---------- Provided material ----------

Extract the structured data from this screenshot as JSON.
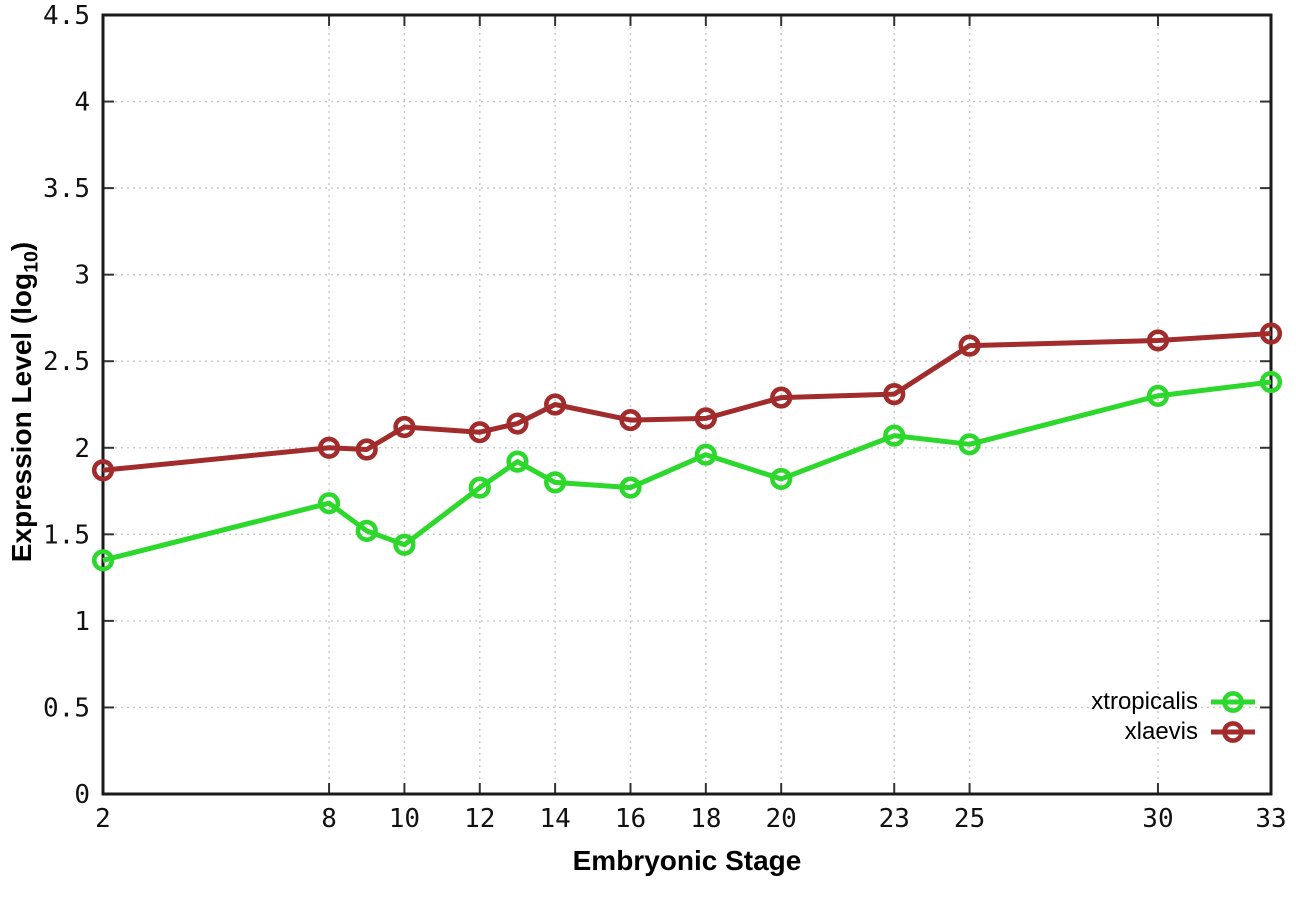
{
  "chart_data": {
    "type": "line",
    "title": "",
    "xlabel": "Embryonic Stage",
    "ylabel": "Expression Level (log10)",
    "ylabel_parts": {
      "prefix": "Expression Level (log",
      "sub": "10",
      "suffix": ")"
    },
    "xlim": [
      2,
      33
    ],
    "ylim": [
      0,
      4.5
    ],
    "x_ticks": [
      2,
      8,
      10,
      12,
      14,
      16,
      18,
      20,
      23,
      25,
      30,
      33
    ],
    "x_tick_labels": [
      "2",
      "8",
      "10",
      "12",
      "14",
      "16",
      "18",
      "20",
      "23",
      "25",
      "30",
      "33"
    ],
    "y_ticks": [
      0,
      0.5,
      1,
      1.5,
      2,
      2.5,
      3,
      3.5,
      4,
      4.5
    ],
    "y_tick_labels": [
      "0",
      "0.5",
      "1",
      "1.5",
      "2",
      "2.5",
      "3",
      "3.5",
      "4",
      "4.5"
    ],
    "grid": true,
    "legend_position": "bottom-right",
    "colors": {
      "xtropicalis": "#2bd82b",
      "xlaevis": "#a22b2b",
      "grid": "#c9c9c9",
      "border": "#1a1a1a",
      "tick_text": "#111111"
    },
    "x": [
      2,
      8,
      9,
      10,
      12,
      13,
      14,
      16,
      18,
      20,
      23,
      25,
      30,
      33
    ],
    "series": [
      {
        "name": "xtropicalis",
        "color": "#2bd82b",
        "values": [
          1.35,
          1.68,
          1.52,
          1.44,
          1.77,
          1.92,
          1.8,
          1.77,
          1.96,
          1.82,
          2.07,
          2.02,
          2.3,
          2.38
        ]
      },
      {
        "name": "xlaevis",
        "color": "#a22b2b",
        "values": [
          1.87,
          2.0,
          1.99,
          2.12,
          2.09,
          2.14,
          2.25,
          2.16,
          2.17,
          2.29,
          2.31,
          2.59,
          2.62,
          2.66
        ]
      }
    ]
  }
}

----------

» **What to work on**:
Copy each line of the listing that holds the word "Expression".

» **The solution**:
    "ylabel": "Expression Level (log10)",
      "prefix": "Expression Level (log",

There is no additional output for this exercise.